[Stored data]
......
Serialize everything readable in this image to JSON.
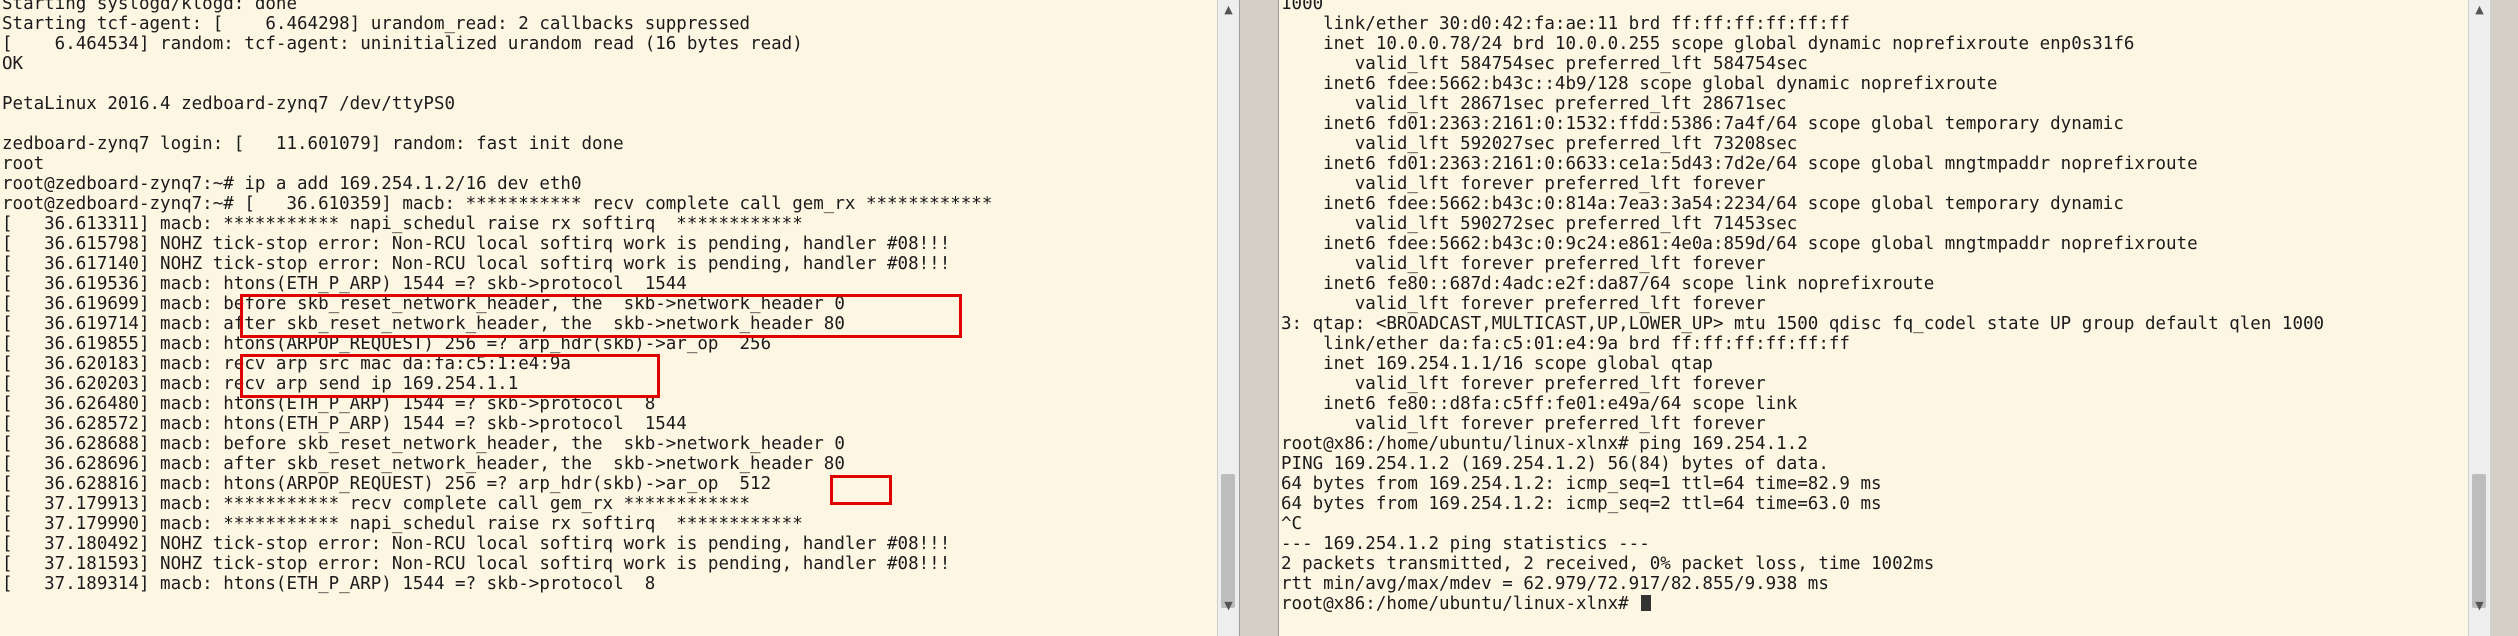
{
  "left_terminal": {
    "lines": [
      "Starting syslogd/klogd: done",
      "Starting tcf-agent: [    6.464298] urandom_read: 2 callbacks suppressed",
      "[    6.464534] random: tcf-agent: uninitialized urandom read (16 bytes read)",
      "OK",
      "",
      "PetaLinux 2016.4 zedboard-zynq7 /dev/ttyPS0",
      "",
      "zedboard-zynq7 login: [   11.601079] random: fast init done",
      "root",
      "root@zedboard-zynq7:~# ip a add 169.254.1.2/16 dev eth0",
      "root@zedboard-zynq7:~# [   36.610359] macb: *********** recv complete call gem_rx ************",
      "[   36.613311] macb: *********** napi_schedul raise rx softirq  ************",
      "[   36.615798] NOHZ tick-stop error: Non-RCU local softirq work is pending, handler #08!!!",
      "[   36.617140] NOHZ tick-stop error: Non-RCU local softirq work is pending, handler #08!!!",
      "[   36.619536] macb: htons(ETH_P_ARP) 1544 =? skb->protocol  1544",
      "[   36.619699] macb: before skb_reset_network_header, the  skb->network_header 0",
      "[   36.619714] macb: after skb_reset_network_header, the  skb->network_header 80",
      "[   36.619855] macb: htons(ARPOP_REQUEST) 256 =? arp_hdr(skb)->ar_op  256",
      "[   36.620183] macb: recv arp src mac da:fa:c5:1:e4:9a",
      "[   36.620203] macb: recv arp send ip 169.254.1.1",
      "[   36.626480] macb: htons(ETH_P_ARP) 1544 =? skb->protocol  8",
      "[   36.628572] macb: htons(ETH_P_ARP) 1544 =? skb->protocol  1544",
      "[   36.628688] macb: before skb_reset_network_header, the  skb->network_header 0",
      "[   36.628696] macb: after skb_reset_network_header, the  skb->network_header 80",
      "[   36.628816] macb: htons(ARPOP_REQUEST) 256 =? arp_hdr(skb)->ar_op  512",
      "[   37.179913] macb: *********** recv complete call gem_rx ************",
      "[   37.179990] macb: *********** napi_schedul raise rx softirq  ************",
      "[   37.180492] NOHZ tick-stop error: Non-RCU local softirq work is pending, handler #08!!!",
      "[   37.181593] NOHZ tick-stop error: Non-RCU local softirq work is pending, handler #08!!!",
      "[   37.189314] macb: htons(ETH_P_ARP) 1544 =? skb->protocol  8",
      ""
    ]
  },
  "right_terminal": {
    "lines": [
      "1000",
      "    link/ether 30:d0:42:fa:ae:11 brd ff:ff:ff:ff:ff:ff",
      "    inet 10.0.0.78/24 brd 10.0.0.255 scope global dynamic noprefixroute enp0s31f6",
      "       valid_lft 584754sec preferred_lft 584754sec",
      "    inet6 fdee:5662:b43c::4b9/128 scope global dynamic noprefixroute",
      "       valid_lft 28671sec preferred_lft 28671sec",
      "    inet6 fd01:2363:2161:0:1532:ffdd:5386:7a4f/64 scope global temporary dynamic",
      "       valid_lft 592027sec preferred_lft 73208sec",
      "    inet6 fd01:2363:2161:0:6633:ce1a:5d43:7d2e/64 scope global mngtmpaddr noprefixroute",
      "       valid_lft forever preferred_lft forever",
      "    inet6 fdee:5662:b43c:0:814a:7ea3:3a54:2234/64 scope global temporary dynamic",
      "       valid_lft 590272sec preferred_lft 71453sec",
      "    inet6 fdee:5662:b43c:0:9c24:e861:4e0a:859d/64 scope global mngtmpaddr noprefixroute",
      "       valid_lft forever preferred_lft forever",
      "    inet6 fe80::687d:4adc:e2f:da87/64 scope link noprefixroute",
      "       valid_lft forever preferred_lft forever",
      "3: qtap: <BROADCAST,MULTICAST,UP,LOWER_UP> mtu 1500 qdisc fq_codel state UP group default qlen 1000",
      "    link/ether da:fa:c5:01:e4:9a brd ff:ff:ff:ff:ff:ff",
      "    inet 169.254.1.1/16 scope global qtap",
      "       valid_lft forever preferred_lft forever",
      "    inet6 fe80::d8fa:c5ff:fe01:e49a/64 scope link",
      "       valid_lft forever preferred_lft forever",
      "root@x86:/home/ubuntu/linux-xlnx# ping 169.254.1.2",
      "PING 169.254.1.2 (169.254.1.2) 56(84) bytes of data.",
      "64 bytes from 169.254.1.2: icmp_seq=1 ttl=64 time=82.9 ms",
      "64 bytes from 169.254.1.2: icmp_seq=2 ttl=64 time=63.0 ms",
      "^C",
      "--- 169.254.1.2 ping statistics ---",
      "2 packets transmitted, 2 received, 0% packet loss, time 1002ms",
      "rtt min/avg/max/mdev = 62.979/72.917/82.855/9.938 ms",
      "root@x86:/home/ubuntu/linux-xlnx# "
    ]
  },
  "colors": {
    "terminal_bg": "#fdf6e3",
    "terminal_fg": "#1b1b1b",
    "highlight_box": "#e00000"
  },
  "icons": {
    "scroll_up": "up-arrow-icon",
    "scroll_down": "down-arrow-icon"
  }
}
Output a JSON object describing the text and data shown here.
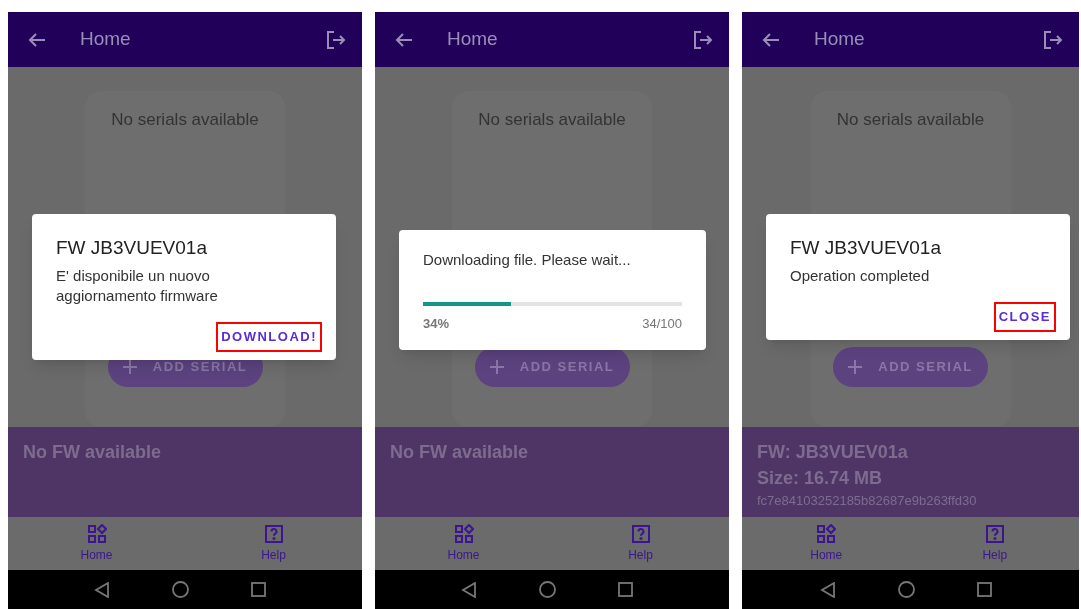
{
  "screens": [
    {
      "app_bar": {
        "title": "Home"
      },
      "serials_card": {
        "message": "No serials available",
        "add_button": "ADD SERIAL"
      },
      "fw_panel": {
        "lines": [
          {
            "kind": "title",
            "text": "No FW available"
          }
        ]
      },
      "bottom_nav": [
        {
          "label": "Home",
          "kind": "home"
        },
        {
          "label": "Help",
          "kind": "help"
        }
      ],
      "dialog": {
        "kind": "message",
        "title": "FW JB3VUEV01a",
        "body": "E' disponibile un nuovo aggiornamento firmware",
        "action": {
          "label": "DOWNLOAD!",
          "highlighted": true
        }
      }
    },
    {
      "app_bar": {
        "title": "Home"
      },
      "serials_card": {
        "message": "No serials available",
        "add_button": "ADD SERIAL"
      },
      "fw_panel": {
        "lines": [
          {
            "kind": "title",
            "text": "No FW available"
          }
        ]
      },
      "bottom_nav": [
        {
          "label": "Home",
          "kind": "home"
        },
        {
          "label": "Help",
          "kind": "help"
        }
      ],
      "dialog": {
        "kind": "progress",
        "body": "Downloading file. Please wait...",
        "level": 0.34,
        "percent": "34%",
        "count": "34/100"
      }
    },
    {
      "app_bar": {
        "title": "Home"
      },
      "serials_card": {
        "message": "No serials available",
        "add_button": "ADD SERIAL"
      },
      "fw_panel": {
        "lines": [
          {
            "kind": "title",
            "text": "FW: JB3VUEV01a"
          },
          {
            "kind": "title",
            "text": "Size: 16.74 MB"
          },
          {
            "kind": "hash",
            "text": "fc7e84103252185b82687e9b263ffd30"
          }
        ]
      },
      "bottom_nav": [
        {
          "label": "Home",
          "kind": "home"
        },
        {
          "label": "Help",
          "kind": "help"
        }
      ],
      "dialog": {
        "kind": "message",
        "title": "FW JB3VUEV01a",
        "body": "Operation completed",
        "action": {
          "label": "CLOSE",
          "highlighted": true
        }
      }
    }
  ]
}
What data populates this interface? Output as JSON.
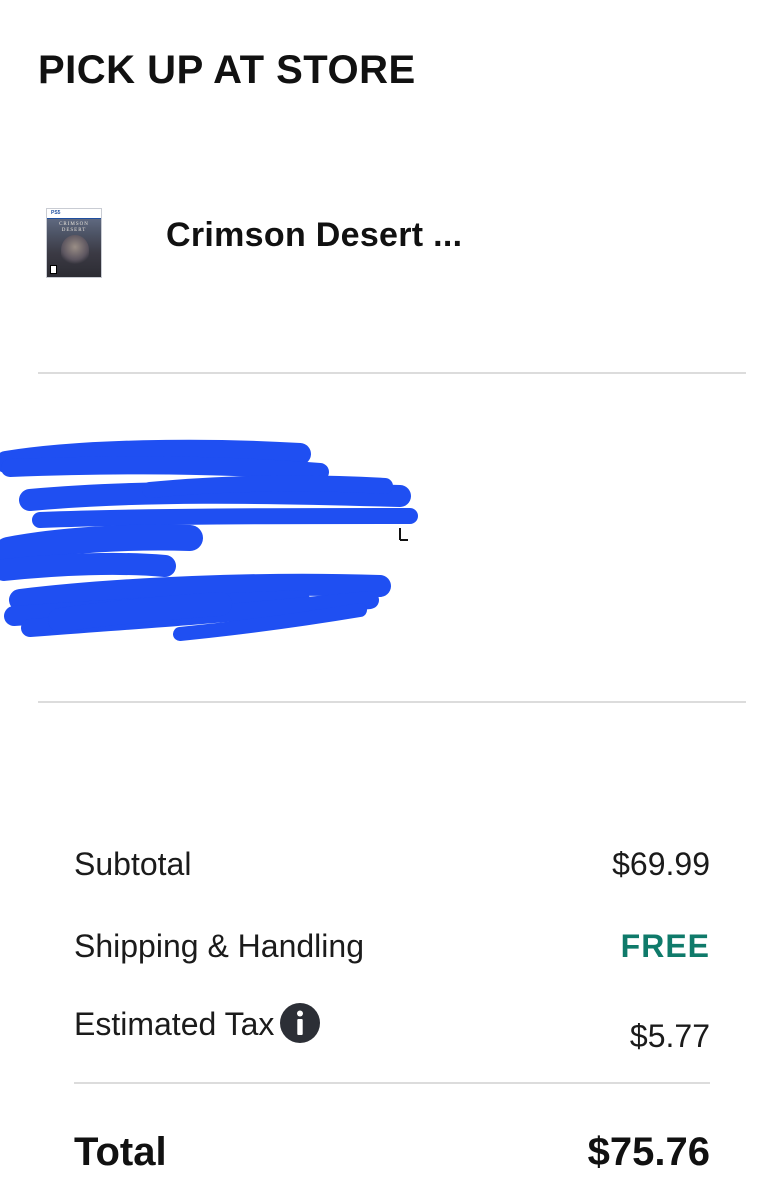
{
  "section": {
    "title": "PICK UP AT STORE"
  },
  "product": {
    "name": "Crimson Desert ...",
    "thumbnail_icon": "product-thumbnail-icon",
    "thumbnail_platform": "PS5",
    "thumbnail_title": "CRIMSON DESERT"
  },
  "summary": {
    "subtotal_label": "Subtotal",
    "subtotal_value": "$69.99",
    "shipping_label": "Shipping & Handling",
    "shipping_value": "FREE",
    "tax_label": "Estimated Tax",
    "tax_info_icon": "info-icon",
    "tax_value": "$5.77",
    "total_label": "Total",
    "total_value": "$75.76"
  },
  "colors": {
    "free_accent": "#0f7a6a",
    "redaction": "#1f4ff2",
    "divider": "#dcdcdc"
  }
}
......
### Task directions
Copy the entries exactly. Leave out the images.

### The response
Serialize everything readable in this image to JSON.
{
  "left_terminal": {
    "lines": [
      "Starting syslogd/klogd: done",
      "Starting tcf-agent: [    6.464298] urandom_read: 2 callbacks suppressed",
      "[    6.464534] random: tcf-agent: uninitialized urandom read (16 bytes read)",
      "OK",
      "",
      "PetaLinux 2016.4 zedboard-zynq7 /dev/ttyPS0",
      "",
      "zedboard-zynq7 login: [   11.601079] random: fast init done",
      "root",
      "root@zedboard-zynq7:~# ip a add 169.254.1.2/16 dev eth0",
      "root@zedboard-zynq7:~# [   36.610359] macb: *********** recv complete call gem_rx ************",
      "[   36.613311] macb: *********** napi_schedul raise rx softirq  ************",
      "[   36.615798] NOHZ tick-stop error: Non-RCU local softirq work is pending, handler #08!!!",
      "[   36.617140] NOHZ tick-stop error: Non-RCU local softirq work is pending, handler #08!!!",
      "[   36.619536] macb: htons(ETH_P_ARP) 1544 =? skb->protocol  1544",
      "[   36.619699] macb: before skb_reset_network_header, the  skb->network_header 0",
      "[   36.619714] macb: after skb_reset_network_header, the  skb->network_header 80",
      "[   36.619855] macb: htons(ARPOP_REQUEST) 256 =? arp_hdr(skb)->ar_op  256",
      "[   36.620183] macb: recv arp src mac da:fa:c5:1:e4:9a",
      "[   36.620203] macb: recv arp send ip 169.254.1.1",
      "[   36.626480] macb: htons(ETH_P_ARP) 1544 =? skb->protocol  8",
      "[   36.628572] macb: htons(ETH_P_ARP) 1544 =? skb->protocol  1544",
      "[   36.628688] macb: before skb_reset_network_header, the  skb->network_header 0",
      "[   36.628696] macb: after skb_reset_network_header, the  skb->network_header 80",
      "[   36.628816] macb: htons(ARPOP_REQUEST) 256 =? arp_hdr(skb)->ar_op  512",
      "[   37.179913] macb: *********** recv complete call gem_rx ************",
      "[   37.179990] macb: *********** napi_schedul raise rx softirq  ************",
      "[   37.180492] NOHZ tick-stop error: Non-RCU local softirq work is pending, handler #08!!!",
      "[   37.181593] NOHZ tick-stop error: Non-RCU local softirq work is pending, handler #08!!!",
      "[   37.189314] macb: htons(ETH_P_ARP) 1544 =? skb->protocol  8",
      ""
    ]
  },
  "right_terminal": {
    "lines": [
      "1000",
      "    link/ether 30:d0:42:fa:ae:11 brd ff:ff:ff:ff:ff:ff",
      "    inet 10.0.0.78/24 brd 10.0.0.255 scope global dynamic noprefixroute enp0s31f6",
      "       valid_lft 584754sec preferred_lft 584754sec",
      "    inet6 fdee:5662:b43c::4b9/128 scope global dynamic noprefixroute",
      "       valid_lft 28671sec preferred_lft 28671sec",
      "    inet6 fd01:2363:2161:0:1532:ffdd:5386:7a4f/64 scope global temporary dynamic",
      "       valid_lft 592027sec preferred_lft 73208sec",
      "    inet6 fd01:2363:2161:0:6633:ce1a:5d43:7d2e/64 scope global mngtmpaddr noprefixroute",
      "       valid_lft forever preferred_lft forever",
      "    inet6 fdee:5662:b43c:0:814a:7ea3:3a54:2234/64 scope global temporary dynamic",
      "       valid_lft 590272sec preferred_lft 71453sec",
      "    inet6 fdee:5662:b43c:0:9c24:e861:4e0a:859d/64 scope global mngtmpaddr noprefixroute",
      "       valid_lft forever preferred_lft forever",
      "    inet6 fe80::687d:4adc:e2f:da87/64 scope link noprefixroute",
      "       valid_lft forever preferred_lft forever",
      "3: qtap: <BROADCAST,MULTICAST,UP,LOWER_UP> mtu 1500 qdisc fq_codel state UP group default qlen 1000",
      "    link/ether da:fa:c5:01:e4:9a brd ff:ff:ff:ff:ff:ff",
      "    inet 169.254.1.1/16 scope global qtap",
      "       valid_lft forever preferred_lft forever",
      "    inet6 fe80::d8fa:c5ff:fe01:e49a/64 scope link",
      "       valid_lft forever preferred_lft forever",
      "root@x86:/home/ubuntu/linux-xlnx# ping 169.254.1.2",
      "PING 169.254.1.2 (169.254.1.2) 56(84) bytes of data.",
      "64 bytes from 169.254.1.2: icmp_seq=1 ttl=64 time=82.9 ms",
      "64 bytes from 169.254.1.2: icmp_seq=2 ttl=64 time=63.0 ms",
      "^C",
      "--- 169.254.1.2 ping statistics ---",
      "2 packets transmitted, 2 received, 0% packet loss, time 1002ms",
      "rtt min/avg/max/mdev = 62.979/72.917/82.855/9.938 ms",
      "root@x86:/home/ubuntu/linux-xlnx# "
    ]
  },
  "colors": {
    "terminal_bg": "#fdf6e3",
    "terminal_fg": "#1b1b1b",
    "highlight_box": "#e00000"
  },
  "icons": {
    "scroll_up": "up-arrow-icon",
    "scroll_down": "down-arrow-icon"
  }
}
Output a JSON object describing the text and data shown here.
{
  "screens": [
    {
      "app_bar": {
        "title": "Home"
      },
      "serials_card": {
        "message": "No serials available",
        "add_button": "ADD SERIAL"
      },
      "fw_panel": {
        "lines": [
          {
            "kind": "title",
            "text": "No FW available"
          }
        ]
      },
      "bottom_nav": [
        {
          "label": "Home",
          "kind": "home"
        },
        {
          "label": "Help",
          "kind": "help"
        }
      ],
      "dialog": {
        "kind": "message",
        "title": "FW JB3VUEV01a",
        "body": "E' disponibile un nuovo aggiornamento firmware",
        "action": {
          "label": "DOWNLOAD!",
          "highlighted": true
        }
      }
    },
    {
      "app_bar": {
        "title": "Home"
      },
      "serials_card": {
        "message": "No serials available",
        "add_button": "ADD SERIAL"
      },
      "fw_panel": {
        "lines": [
          {
            "kind": "title",
            "text": "No FW available"
          }
        ]
      },
      "bottom_nav": [
        {
          "label": "Home",
          "kind": "home"
        },
        {
          "label": "Help",
          "kind": "help"
        }
      ],
      "dialog": {
        "kind": "progress",
        "body": "Downloading file. Please wait...",
        "level": 0.34,
        "percent": "34%",
        "count": "34/100"
      }
    },
    {
      "app_bar": {
        "title": "Home"
      },
      "serials_card": {
        "message": "No serials available",
        "add_button": "ADD SERIAL"
      },
      "fw_panel": {
        "lines": [
          {
            "kind": "title",
            "text": "FW: JB3VUEV01a"
          },
          {
            "kind": "title",
            "text": "Size: 16.74 MB"
          },
          {
            "kind": "hash",
            "text": "fc7e84103252185b82687e9b263ffd30"
          }
        ]
      },
      "bottom_nav": [
        {
          "label": "Home",
          "kind": "home"
        },
        {
          "label": "Help",
          "kind": "help"
        }
      ],
      "dialog": {
        "kind": "message",
        "title": "FW JB3VUEV01a",
        "body": "Operation completed",
        "action": {
          "label": "CLOSE",
          "highlighted": true
        }
      }
    }
  ]
}
What data populates this interface? Output as JSON.
{
  "section": {
    "title": "PICK UP AT STORE"
  },
  "product": {
    "name": "Crimson Desert ...",
    "thumbnail_icon": "product-thumbnail-icon",
    "thumbnail_platform": "PS5",
    "thumbnail_title": "CRIMSON DESERT"
  },
  "summary": {
    "subtotal_label": "Subtotal",
    "subtotal_value": "$69.99",
    "shipping_label": "Shipping & Handling",
    "shipping_value": "FREE",
    "tax_label": "Estimated Tax",
    "tax_info_icon": "info-icon",
    "tax_value": "$5.77",
    "total_label": "Total",
    "total_value": "$75.76"
  },
  "colors": {
    "free_accent": "#0f7a6a",
    "redaction": "#1f4ff2",
    "divider": "#dcdcdc"
  }
}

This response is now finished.